- REQUIRED WORK -
Copy each line below without leaving any out.

- DATA EXCERPTS -

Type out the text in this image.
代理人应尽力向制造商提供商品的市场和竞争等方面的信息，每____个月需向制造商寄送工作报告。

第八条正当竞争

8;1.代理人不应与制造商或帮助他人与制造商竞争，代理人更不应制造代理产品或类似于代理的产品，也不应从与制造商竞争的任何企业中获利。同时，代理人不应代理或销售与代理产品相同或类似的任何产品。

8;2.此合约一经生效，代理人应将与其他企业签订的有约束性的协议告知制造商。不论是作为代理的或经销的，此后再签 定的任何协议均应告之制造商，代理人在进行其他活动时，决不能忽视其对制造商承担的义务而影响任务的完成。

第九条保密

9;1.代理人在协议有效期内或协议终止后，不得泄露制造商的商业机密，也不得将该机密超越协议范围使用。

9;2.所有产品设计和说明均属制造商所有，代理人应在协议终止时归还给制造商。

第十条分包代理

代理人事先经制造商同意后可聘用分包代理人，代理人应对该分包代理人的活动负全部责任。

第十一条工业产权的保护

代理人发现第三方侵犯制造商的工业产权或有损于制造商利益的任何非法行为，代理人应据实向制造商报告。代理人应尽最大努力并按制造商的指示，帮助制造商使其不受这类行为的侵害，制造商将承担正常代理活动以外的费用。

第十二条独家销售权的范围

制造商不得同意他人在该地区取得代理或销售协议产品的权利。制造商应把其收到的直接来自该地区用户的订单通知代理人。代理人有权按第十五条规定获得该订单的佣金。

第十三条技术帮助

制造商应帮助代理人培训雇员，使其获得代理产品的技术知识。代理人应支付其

- SOLUTION TO THIS TASK -
Type out the text in this image.
代理人应尽力向制造商提供商品的市场和竞争等方面的信息，每____个月需向制造商寄送工作报告。

第八条正当竞争

8;1.代理人不应与制造商或帮助他人与制造商竞争，代理人更不应制造代理产品或类似于代理的产品，也不应从与制造商竞争的任何企业中获利。同时，代理人不应代理或销售与代理产品相同或类似的任何产品。

8;2.此合约一经生效，代理人应将与其他企业签订的有约束性的协议告知制造商。不论是作为代理的或经销的，此后再签 定的任何协议均应告之制造商，代理人在进行其他活动时，决不能忽视其对制造商承担的义务而影响任务的完成。

第九条保密

9;1.代理人在协议有效期内或协议终止后，不得泄露制造商的商业机密，也不得将该机密超越协议范围使用。

9;2.所有产品设计和说明均属制造商所有，代理人应在协议终止时归还给制造商。

第十条分包代理

代理人事先经制造商同意后可聘用分包代理人，代理人应对该分包代理人的活动负全部责任。

第十一条工业产权的保护

代理人发现第三方侵犯制造商的工业产权或有损于制造商利益的任何非法行为，代理人应据实向制造商报告。代理人应尽最大努力并按制造商的指示，帮助制造商使其不受这类行为的侵害，制造商将承担正常代理活动以外的费用。

第十二条独家销售权的范围

制造商不得同意他人在该地区取得代理或销售协议产品的权利。制造商应把其收到的直接来自该地区用户的订单通知代理人。代理人有权按第十五条规定获得该订单的佣金。

第十三条技术帮助

制造商应帮助代理人培训雇员，使其获得代理产品的技术知识。代理人应支付其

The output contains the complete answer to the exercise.